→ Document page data

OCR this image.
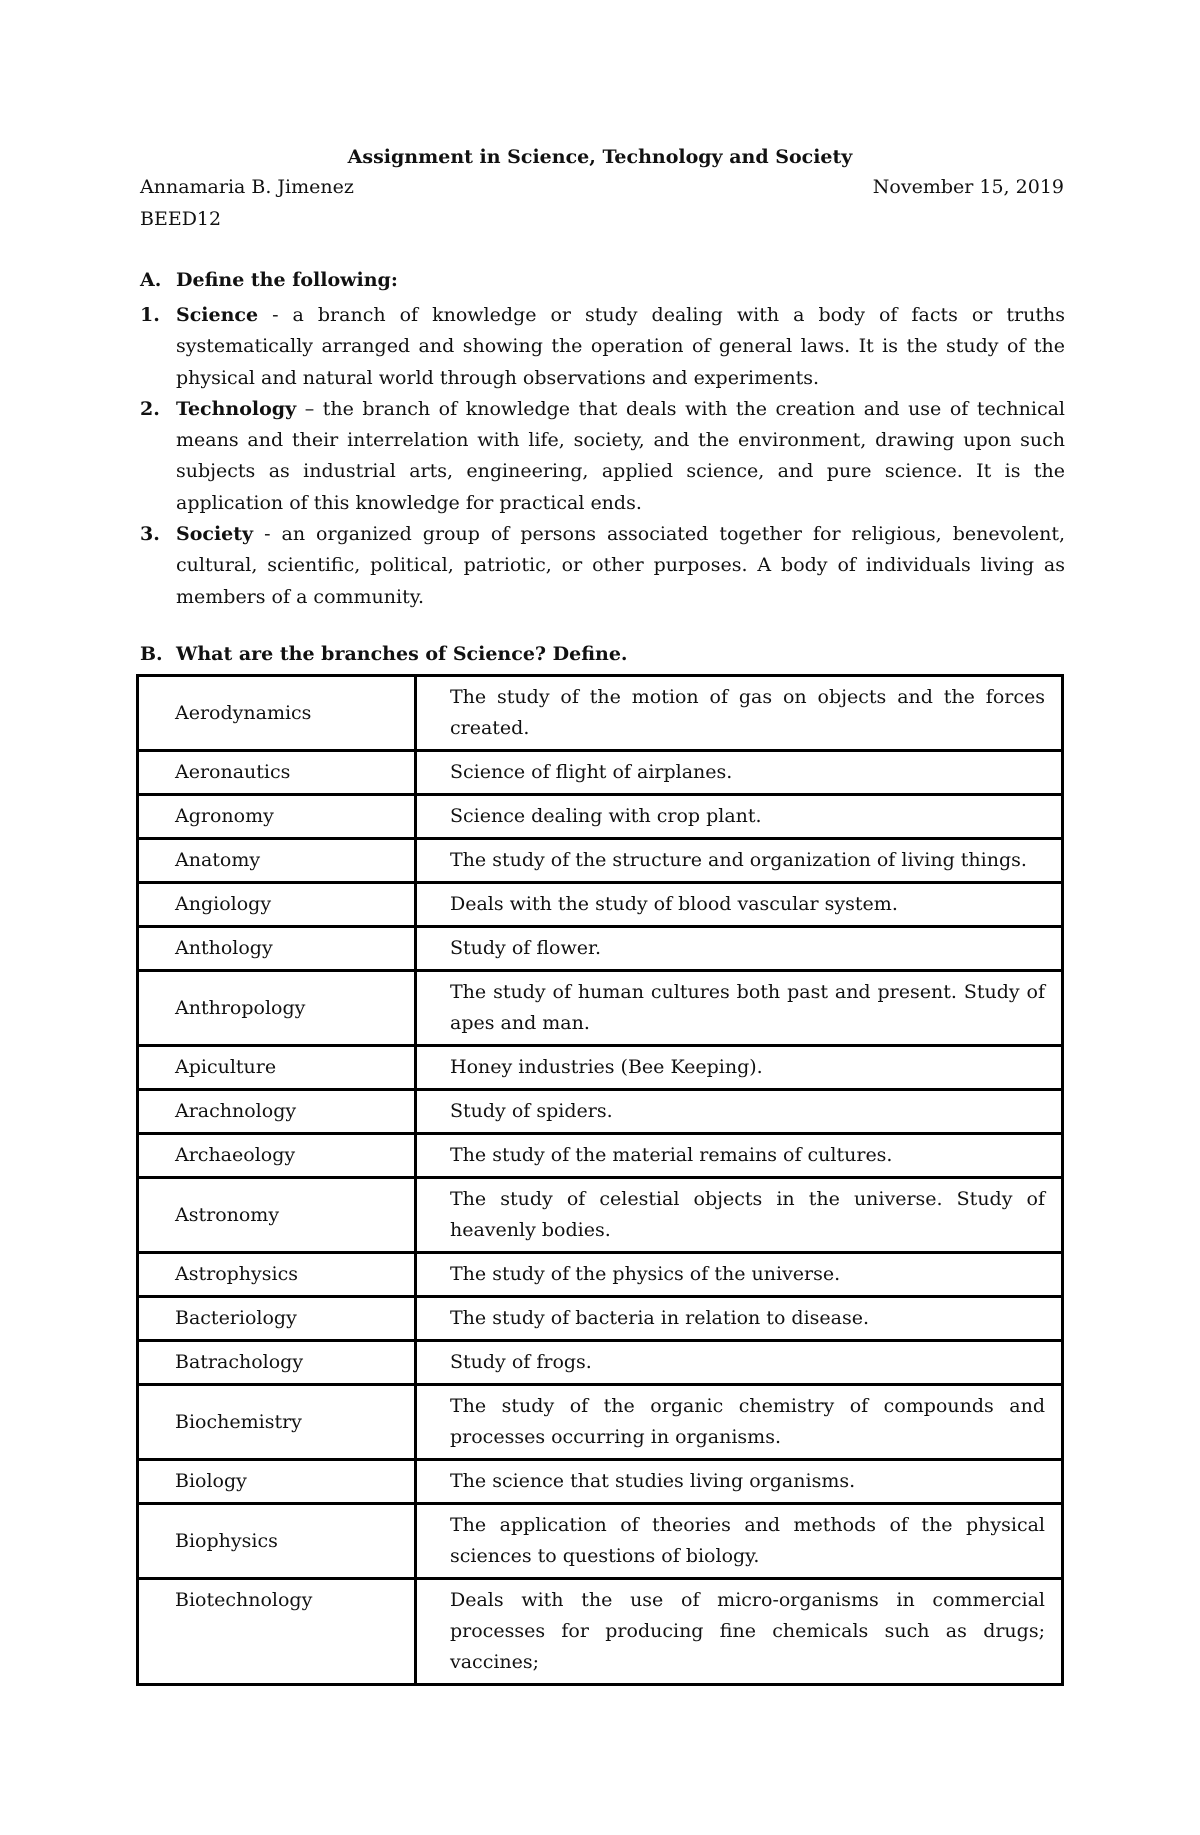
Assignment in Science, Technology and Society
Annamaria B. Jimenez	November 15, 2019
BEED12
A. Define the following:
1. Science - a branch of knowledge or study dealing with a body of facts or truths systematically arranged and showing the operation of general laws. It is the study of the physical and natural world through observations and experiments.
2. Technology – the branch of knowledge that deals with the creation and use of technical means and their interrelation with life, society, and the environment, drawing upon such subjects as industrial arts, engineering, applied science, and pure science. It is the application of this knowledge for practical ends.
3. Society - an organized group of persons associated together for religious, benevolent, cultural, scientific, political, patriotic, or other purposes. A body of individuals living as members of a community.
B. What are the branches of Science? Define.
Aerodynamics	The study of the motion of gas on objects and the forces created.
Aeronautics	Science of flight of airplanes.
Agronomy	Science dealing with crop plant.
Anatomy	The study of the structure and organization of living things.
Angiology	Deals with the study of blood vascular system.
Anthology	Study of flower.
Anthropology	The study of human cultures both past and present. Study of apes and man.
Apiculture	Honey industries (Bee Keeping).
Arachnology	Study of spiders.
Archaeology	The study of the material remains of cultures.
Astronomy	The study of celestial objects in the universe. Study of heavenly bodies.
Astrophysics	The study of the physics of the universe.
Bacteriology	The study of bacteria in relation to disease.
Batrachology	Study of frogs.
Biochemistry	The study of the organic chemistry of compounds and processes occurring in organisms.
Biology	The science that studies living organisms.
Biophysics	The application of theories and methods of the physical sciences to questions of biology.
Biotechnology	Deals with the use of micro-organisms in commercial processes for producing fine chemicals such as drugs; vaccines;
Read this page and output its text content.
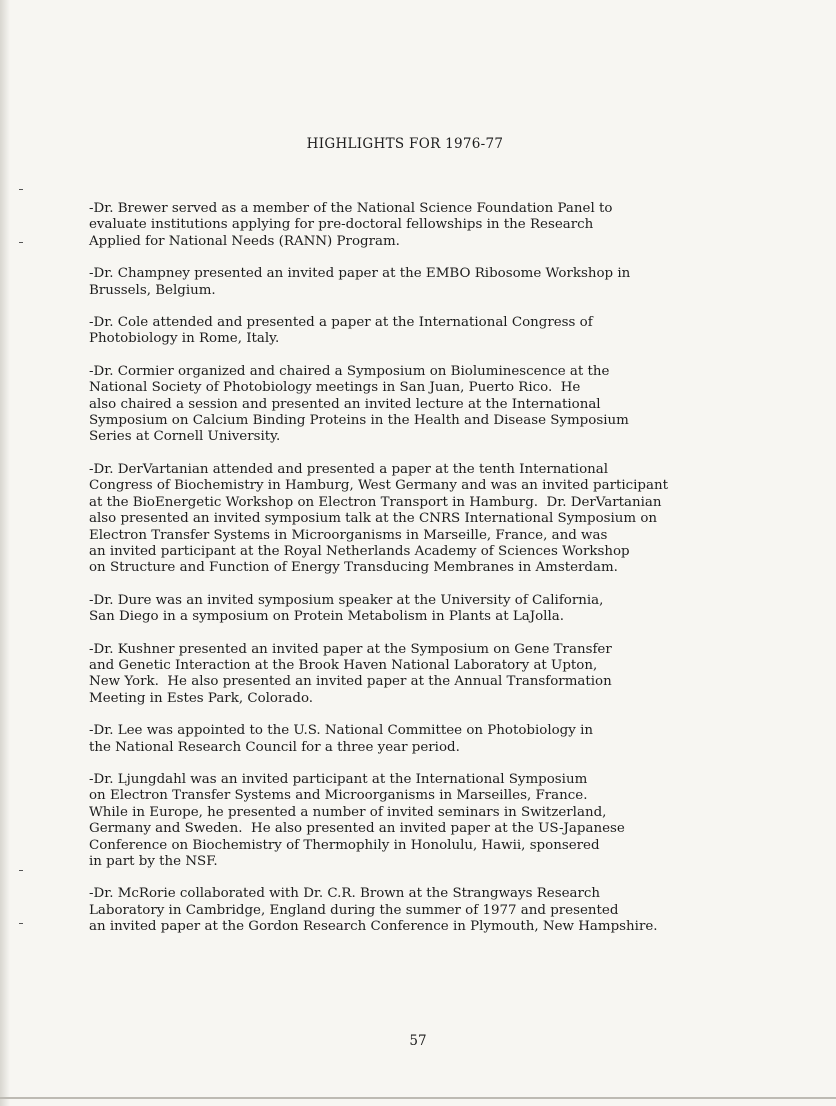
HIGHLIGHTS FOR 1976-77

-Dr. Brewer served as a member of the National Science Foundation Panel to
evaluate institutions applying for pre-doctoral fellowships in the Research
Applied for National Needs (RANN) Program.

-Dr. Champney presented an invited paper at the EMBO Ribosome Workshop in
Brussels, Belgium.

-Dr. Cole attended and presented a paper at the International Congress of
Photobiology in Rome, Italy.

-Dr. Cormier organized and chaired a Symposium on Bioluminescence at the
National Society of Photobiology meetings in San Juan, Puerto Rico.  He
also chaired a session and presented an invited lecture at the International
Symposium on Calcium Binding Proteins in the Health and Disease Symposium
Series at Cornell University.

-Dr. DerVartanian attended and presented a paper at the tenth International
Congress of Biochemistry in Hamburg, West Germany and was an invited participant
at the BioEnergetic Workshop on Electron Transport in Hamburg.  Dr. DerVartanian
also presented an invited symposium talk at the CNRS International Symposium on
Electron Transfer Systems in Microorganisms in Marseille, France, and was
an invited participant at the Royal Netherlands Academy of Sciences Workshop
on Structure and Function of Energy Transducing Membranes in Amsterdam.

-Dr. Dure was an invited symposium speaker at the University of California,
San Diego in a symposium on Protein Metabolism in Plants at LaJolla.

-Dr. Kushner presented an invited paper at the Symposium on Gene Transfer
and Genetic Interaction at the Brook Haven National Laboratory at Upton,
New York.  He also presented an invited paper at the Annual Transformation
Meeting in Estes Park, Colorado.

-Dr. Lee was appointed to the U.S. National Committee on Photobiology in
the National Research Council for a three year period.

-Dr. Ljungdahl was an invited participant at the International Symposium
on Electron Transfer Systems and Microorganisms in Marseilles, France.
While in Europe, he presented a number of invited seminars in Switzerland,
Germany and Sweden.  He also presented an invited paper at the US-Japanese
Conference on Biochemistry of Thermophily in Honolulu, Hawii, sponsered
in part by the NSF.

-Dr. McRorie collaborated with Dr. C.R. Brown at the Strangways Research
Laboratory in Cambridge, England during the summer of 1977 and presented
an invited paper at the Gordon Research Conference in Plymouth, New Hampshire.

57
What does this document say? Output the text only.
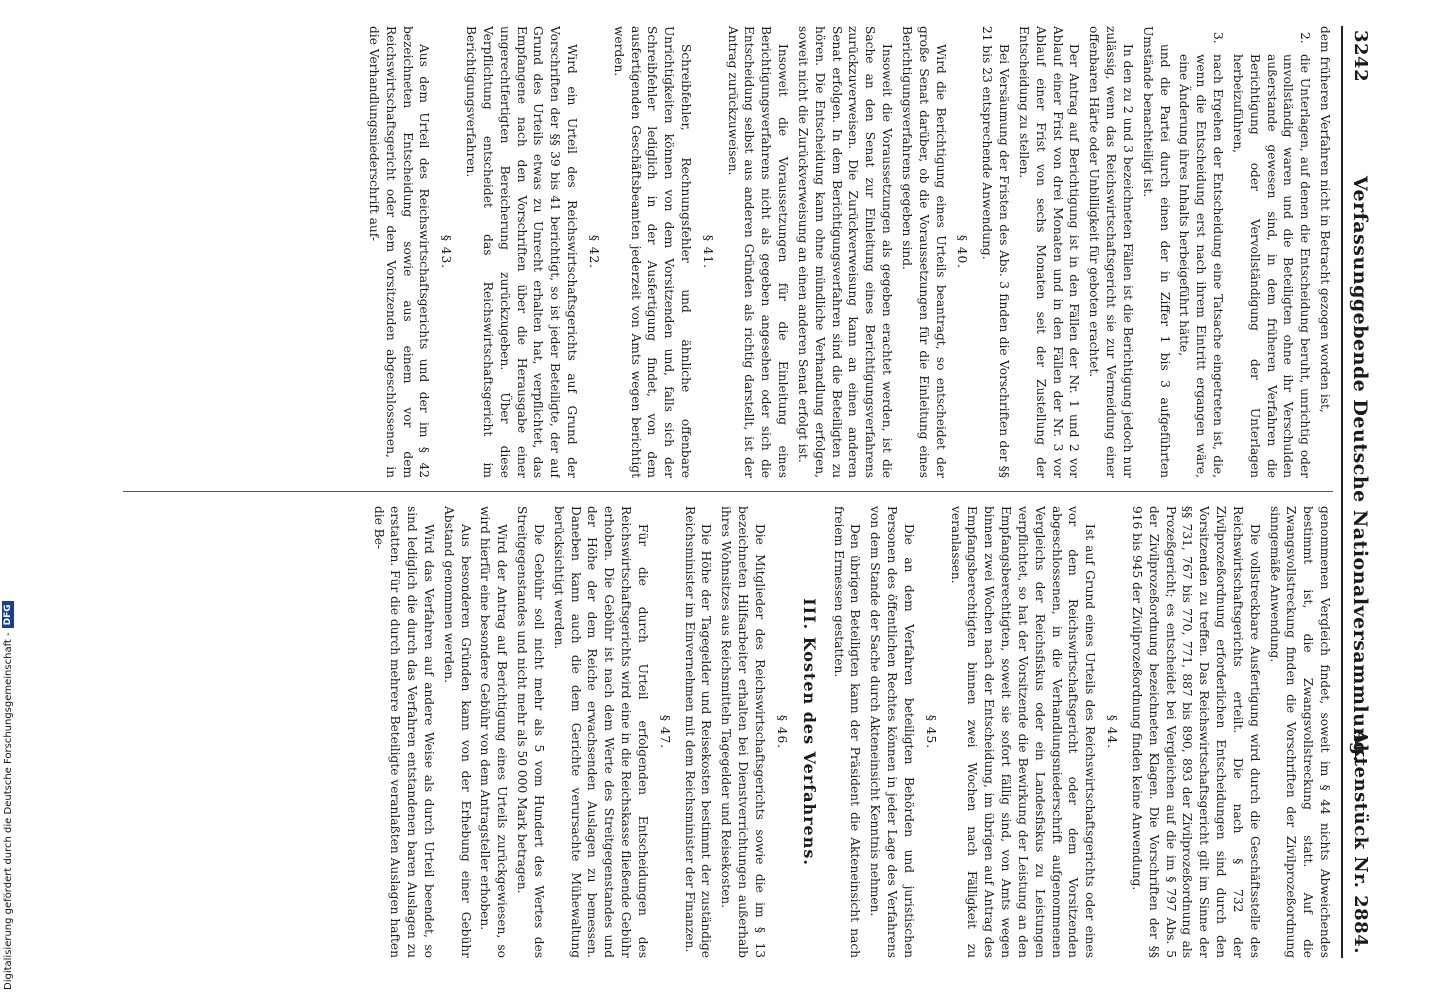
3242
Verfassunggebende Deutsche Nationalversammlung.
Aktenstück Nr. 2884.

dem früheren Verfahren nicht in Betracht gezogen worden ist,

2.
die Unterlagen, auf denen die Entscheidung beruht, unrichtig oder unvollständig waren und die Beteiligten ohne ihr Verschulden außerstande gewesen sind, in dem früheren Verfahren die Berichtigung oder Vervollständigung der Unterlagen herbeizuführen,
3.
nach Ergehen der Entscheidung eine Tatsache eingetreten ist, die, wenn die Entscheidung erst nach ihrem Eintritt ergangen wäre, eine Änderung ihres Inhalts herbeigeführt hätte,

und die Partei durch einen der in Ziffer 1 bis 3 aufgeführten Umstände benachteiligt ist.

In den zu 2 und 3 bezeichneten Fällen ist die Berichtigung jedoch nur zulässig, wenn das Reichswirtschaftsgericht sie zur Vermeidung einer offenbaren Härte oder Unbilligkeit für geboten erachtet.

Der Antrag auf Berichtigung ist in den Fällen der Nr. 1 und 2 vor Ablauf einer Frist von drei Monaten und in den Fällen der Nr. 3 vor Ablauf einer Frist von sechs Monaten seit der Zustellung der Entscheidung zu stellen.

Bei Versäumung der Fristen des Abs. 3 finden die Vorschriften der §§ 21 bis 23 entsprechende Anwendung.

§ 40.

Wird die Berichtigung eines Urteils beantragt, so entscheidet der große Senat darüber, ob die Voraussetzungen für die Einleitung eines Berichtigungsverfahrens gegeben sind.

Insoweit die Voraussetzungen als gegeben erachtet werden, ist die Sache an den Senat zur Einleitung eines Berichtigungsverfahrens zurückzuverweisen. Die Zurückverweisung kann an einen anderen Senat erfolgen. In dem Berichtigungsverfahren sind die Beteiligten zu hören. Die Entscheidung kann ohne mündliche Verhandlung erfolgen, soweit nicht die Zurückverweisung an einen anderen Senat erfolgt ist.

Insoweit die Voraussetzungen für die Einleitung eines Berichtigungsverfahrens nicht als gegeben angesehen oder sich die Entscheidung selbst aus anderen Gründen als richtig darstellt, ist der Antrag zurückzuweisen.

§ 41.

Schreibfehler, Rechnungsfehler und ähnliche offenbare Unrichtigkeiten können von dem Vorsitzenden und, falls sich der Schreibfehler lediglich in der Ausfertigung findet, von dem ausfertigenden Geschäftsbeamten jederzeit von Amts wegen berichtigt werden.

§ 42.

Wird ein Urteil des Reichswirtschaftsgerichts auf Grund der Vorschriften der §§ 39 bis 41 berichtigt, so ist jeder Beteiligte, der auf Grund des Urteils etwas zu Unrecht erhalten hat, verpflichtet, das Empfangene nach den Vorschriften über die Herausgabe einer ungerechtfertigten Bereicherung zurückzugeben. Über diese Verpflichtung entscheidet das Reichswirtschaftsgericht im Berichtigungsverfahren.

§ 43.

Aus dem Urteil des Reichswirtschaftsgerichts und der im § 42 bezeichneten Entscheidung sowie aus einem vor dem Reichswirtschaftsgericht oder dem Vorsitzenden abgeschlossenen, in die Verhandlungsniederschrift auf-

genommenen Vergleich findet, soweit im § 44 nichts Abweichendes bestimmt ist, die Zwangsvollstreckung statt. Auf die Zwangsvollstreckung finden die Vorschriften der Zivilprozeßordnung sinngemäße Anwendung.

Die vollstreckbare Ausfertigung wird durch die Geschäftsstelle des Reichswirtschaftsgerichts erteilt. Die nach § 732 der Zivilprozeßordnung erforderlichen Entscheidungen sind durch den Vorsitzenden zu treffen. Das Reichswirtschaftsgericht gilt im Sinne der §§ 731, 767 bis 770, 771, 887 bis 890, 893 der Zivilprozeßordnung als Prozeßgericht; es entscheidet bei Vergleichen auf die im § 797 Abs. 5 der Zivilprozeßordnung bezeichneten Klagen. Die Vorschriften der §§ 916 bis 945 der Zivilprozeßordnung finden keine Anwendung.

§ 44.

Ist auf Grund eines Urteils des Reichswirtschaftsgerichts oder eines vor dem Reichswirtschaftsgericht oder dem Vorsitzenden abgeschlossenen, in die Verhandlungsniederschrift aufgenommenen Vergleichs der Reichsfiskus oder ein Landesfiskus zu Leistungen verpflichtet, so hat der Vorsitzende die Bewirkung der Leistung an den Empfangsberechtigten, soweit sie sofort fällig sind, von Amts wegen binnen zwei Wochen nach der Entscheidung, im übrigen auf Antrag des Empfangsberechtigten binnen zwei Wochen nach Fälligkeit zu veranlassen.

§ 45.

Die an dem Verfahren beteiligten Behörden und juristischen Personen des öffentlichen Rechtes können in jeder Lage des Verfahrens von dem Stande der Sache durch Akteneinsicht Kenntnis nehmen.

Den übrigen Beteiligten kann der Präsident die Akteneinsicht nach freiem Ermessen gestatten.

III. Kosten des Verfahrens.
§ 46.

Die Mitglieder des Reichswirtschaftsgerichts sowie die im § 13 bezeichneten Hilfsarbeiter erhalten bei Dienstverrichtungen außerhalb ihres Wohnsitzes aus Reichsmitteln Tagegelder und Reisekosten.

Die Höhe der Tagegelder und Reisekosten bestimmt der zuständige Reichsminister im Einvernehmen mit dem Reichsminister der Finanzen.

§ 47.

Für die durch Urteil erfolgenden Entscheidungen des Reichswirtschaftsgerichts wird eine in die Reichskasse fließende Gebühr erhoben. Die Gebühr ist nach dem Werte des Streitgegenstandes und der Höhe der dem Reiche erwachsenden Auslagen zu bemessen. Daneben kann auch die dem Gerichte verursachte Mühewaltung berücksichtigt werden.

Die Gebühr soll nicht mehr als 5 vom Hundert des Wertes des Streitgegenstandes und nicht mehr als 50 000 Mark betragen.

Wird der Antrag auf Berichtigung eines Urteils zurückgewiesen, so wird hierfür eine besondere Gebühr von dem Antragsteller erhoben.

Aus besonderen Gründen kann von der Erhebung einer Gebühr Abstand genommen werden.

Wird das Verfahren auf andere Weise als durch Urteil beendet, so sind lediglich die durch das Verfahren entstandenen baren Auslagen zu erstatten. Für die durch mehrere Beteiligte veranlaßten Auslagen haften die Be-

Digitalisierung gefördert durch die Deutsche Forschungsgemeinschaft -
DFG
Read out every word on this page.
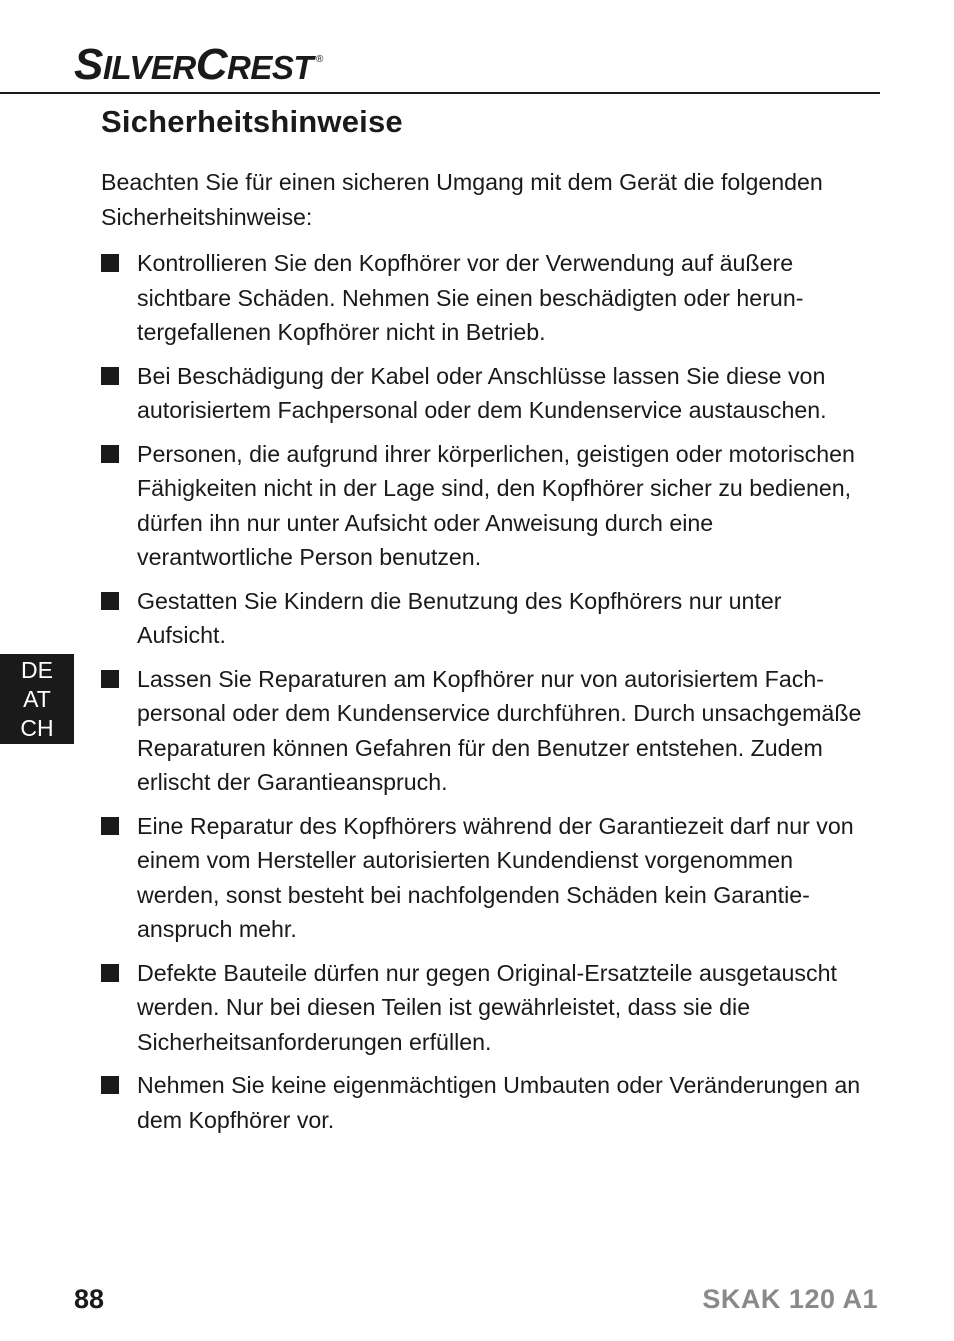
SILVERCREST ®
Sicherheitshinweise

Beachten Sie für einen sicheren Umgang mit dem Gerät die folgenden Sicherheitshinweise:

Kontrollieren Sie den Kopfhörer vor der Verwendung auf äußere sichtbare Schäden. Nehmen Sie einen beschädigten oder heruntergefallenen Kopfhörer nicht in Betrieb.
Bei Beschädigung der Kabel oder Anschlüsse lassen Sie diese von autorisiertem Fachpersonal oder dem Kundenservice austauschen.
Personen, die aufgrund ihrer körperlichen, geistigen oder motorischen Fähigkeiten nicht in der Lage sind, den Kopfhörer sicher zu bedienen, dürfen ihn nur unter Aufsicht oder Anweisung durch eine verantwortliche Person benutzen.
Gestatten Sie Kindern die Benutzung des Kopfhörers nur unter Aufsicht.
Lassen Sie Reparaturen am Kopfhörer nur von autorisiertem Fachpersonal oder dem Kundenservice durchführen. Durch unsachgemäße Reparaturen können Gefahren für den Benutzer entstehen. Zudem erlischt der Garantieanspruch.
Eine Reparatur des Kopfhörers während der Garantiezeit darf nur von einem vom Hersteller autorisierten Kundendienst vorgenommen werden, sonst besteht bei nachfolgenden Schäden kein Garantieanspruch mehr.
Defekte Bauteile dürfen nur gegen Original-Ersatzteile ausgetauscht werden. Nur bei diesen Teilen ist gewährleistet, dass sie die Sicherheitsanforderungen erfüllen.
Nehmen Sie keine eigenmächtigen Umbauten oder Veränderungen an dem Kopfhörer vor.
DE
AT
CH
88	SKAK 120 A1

→ Instructions for the task
From the line that contains "Read out every word on this page." to the last line of the data above, inclusive, transcribe every line exactly and only those lines, omitting pictures.

→ Your solution
Read out every word on this page.
SILVERCREST ®
Sicherheitshinweise

Beachten Sie für einen sicheren Umgang mit dem Gerät die folgenden Sicherheitshinweise:

Kontrollieren Sie den Kopfhörer vor der Verwendung auf äußere sichtbare Schäden. Nehmen Sie einen beschädigten oder heruntergefallenen Kopfhörer nicht in Betrieb.
Bei Beschädigung der Kabel oder Anschlüsse lassen Sie diese von autorisiertem Fachpersonal oder dem Kundenservice austauschen.
Personen, die aufgrund ihrer körperlichen, geistigen oder motorischen Fähigkeiten nicht in der Lage sind, den Kopfhörer sicher zu bedienen, dürfen ihn nur unter Aufsicht oder Anweisung durch eine verantwortliche Person benutzen.
Gestatten Sie Kindern die Benutzung des Kopfhörers nur unter Aufsicht.
Lassen Sie Reparaturen am Kopfhörer nur von autorisiertem Fachpersonal oder dem Kundenservice durchführen. Durch unsachgemäße Reparaturen können Gefahren für den Benutzer entstehen. Zudem erlischt der Garantieanspruch.
Eine Reparatur des Kopfhörers während der Garantiezeit darf nur von einem vom Hersteller autorisierten Kundendienst vorgenommen werden, sonst besteht bei nachfolgenden Schäden kein Garantieanspruch mehr.
Defekte Bauteile dürfen nur gegen Original-Ersatzteile ausgetauscht werden. Nur bei diesen Teilen ist gewährleistet, dass sie die Sicherheitsanforderungen erfüllen.
Nehmen Sie keine eigenmächtigen Umbauten oder Veränderungen an dem Kopfhörer vor.
DE
AT
CH
88	SKAK 120 A1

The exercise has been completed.